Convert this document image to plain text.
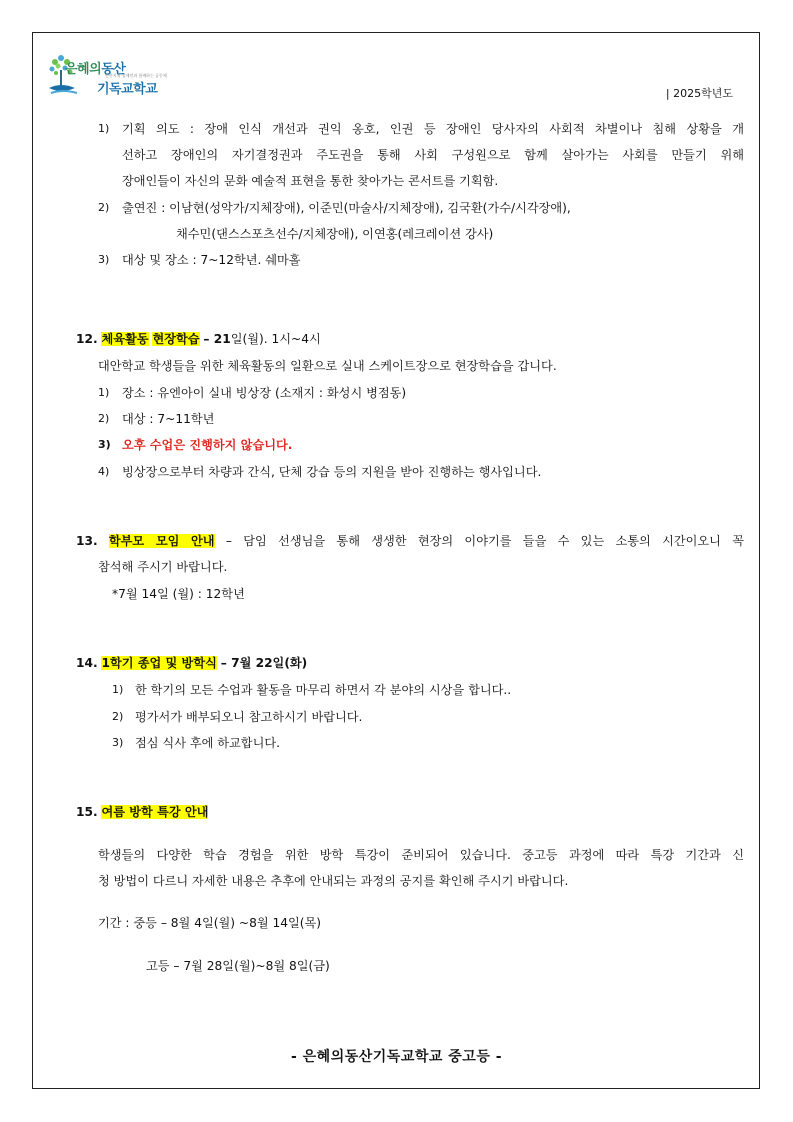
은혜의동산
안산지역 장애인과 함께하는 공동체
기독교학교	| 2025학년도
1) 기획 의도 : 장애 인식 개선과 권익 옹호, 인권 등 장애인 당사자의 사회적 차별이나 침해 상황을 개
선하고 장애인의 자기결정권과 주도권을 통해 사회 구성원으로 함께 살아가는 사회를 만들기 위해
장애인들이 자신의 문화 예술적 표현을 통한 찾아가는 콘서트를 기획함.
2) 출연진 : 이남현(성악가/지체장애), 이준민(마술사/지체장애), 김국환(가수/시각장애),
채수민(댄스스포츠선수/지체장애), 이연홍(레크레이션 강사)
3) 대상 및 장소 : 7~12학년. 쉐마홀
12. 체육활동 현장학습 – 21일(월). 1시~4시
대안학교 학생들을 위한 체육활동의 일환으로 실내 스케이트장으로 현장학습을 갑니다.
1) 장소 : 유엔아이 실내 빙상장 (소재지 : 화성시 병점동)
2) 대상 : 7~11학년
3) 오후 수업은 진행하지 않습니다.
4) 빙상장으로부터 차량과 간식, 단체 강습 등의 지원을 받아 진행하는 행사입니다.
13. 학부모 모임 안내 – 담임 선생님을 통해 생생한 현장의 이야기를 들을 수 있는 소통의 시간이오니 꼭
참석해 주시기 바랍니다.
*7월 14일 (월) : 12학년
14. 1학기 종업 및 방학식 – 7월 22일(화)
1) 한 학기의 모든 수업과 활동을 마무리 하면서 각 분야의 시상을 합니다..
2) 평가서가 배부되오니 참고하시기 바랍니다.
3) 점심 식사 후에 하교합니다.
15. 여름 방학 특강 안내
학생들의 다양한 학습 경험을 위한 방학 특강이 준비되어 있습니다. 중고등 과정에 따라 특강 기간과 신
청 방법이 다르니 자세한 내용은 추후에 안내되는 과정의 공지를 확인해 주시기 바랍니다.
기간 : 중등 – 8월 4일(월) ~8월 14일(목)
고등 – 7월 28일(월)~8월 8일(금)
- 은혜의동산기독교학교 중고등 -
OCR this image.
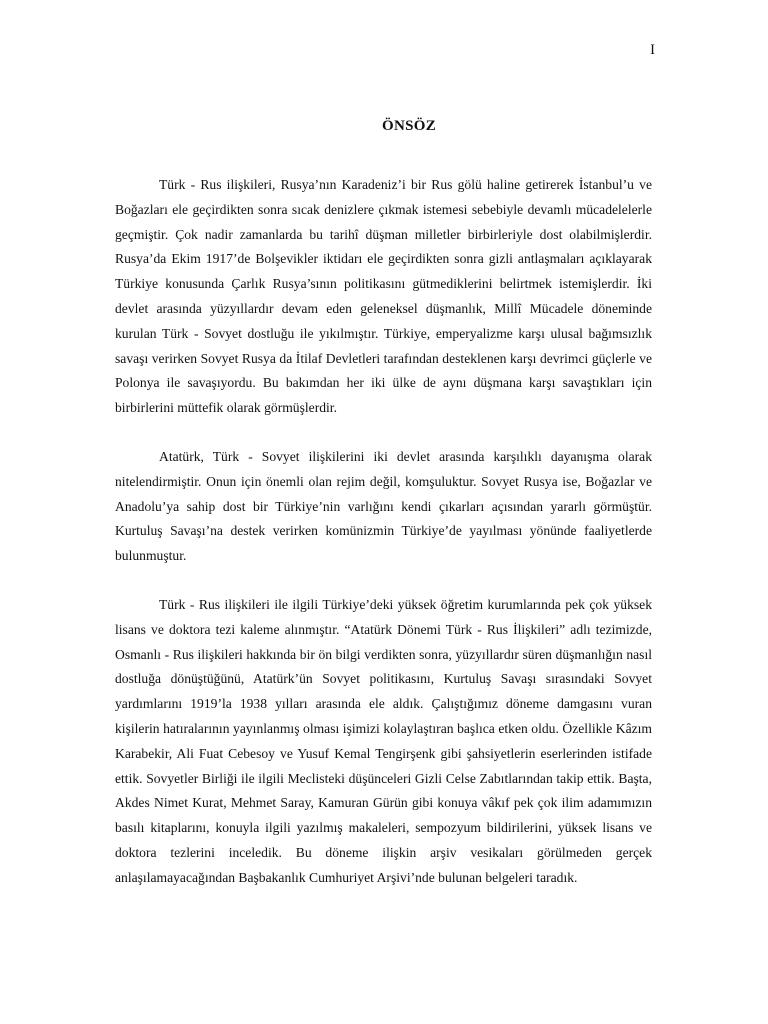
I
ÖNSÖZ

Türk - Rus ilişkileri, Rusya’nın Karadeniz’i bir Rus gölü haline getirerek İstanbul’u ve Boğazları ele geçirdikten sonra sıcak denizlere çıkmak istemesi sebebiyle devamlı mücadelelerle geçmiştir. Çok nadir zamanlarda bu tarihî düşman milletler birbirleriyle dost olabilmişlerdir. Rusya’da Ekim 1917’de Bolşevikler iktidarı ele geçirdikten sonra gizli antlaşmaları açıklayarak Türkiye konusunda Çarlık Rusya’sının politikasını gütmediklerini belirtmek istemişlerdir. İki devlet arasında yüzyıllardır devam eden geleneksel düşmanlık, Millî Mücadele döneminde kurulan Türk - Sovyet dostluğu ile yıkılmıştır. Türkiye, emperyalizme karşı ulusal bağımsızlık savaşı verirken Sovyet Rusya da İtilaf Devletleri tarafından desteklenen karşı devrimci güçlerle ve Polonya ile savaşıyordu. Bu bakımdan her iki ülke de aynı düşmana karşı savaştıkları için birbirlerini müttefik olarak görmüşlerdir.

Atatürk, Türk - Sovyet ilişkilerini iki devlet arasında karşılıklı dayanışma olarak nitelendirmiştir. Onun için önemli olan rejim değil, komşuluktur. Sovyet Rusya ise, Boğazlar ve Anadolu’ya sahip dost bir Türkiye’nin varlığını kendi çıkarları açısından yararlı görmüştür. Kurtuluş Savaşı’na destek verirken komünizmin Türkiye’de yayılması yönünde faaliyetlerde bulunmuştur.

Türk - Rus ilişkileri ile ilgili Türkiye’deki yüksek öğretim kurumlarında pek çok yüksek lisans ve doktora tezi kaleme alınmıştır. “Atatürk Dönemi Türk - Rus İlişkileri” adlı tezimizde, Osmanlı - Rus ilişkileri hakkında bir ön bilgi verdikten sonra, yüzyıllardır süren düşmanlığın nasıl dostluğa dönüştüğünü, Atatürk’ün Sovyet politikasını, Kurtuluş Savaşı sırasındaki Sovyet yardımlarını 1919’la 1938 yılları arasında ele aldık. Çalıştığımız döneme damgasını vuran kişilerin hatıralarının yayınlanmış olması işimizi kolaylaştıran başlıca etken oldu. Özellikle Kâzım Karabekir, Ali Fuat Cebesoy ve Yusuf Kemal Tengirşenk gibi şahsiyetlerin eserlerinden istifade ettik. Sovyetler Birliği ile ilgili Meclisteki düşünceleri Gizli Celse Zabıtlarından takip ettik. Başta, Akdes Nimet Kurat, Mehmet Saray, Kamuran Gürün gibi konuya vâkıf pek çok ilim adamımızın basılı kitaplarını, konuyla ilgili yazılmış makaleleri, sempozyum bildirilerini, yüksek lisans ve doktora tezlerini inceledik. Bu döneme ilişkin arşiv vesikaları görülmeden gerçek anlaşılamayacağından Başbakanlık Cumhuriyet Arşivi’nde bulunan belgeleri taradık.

> _Task instructions_: Give only the number of lines in the material above where the string "this" appears.

> _Final result_: 2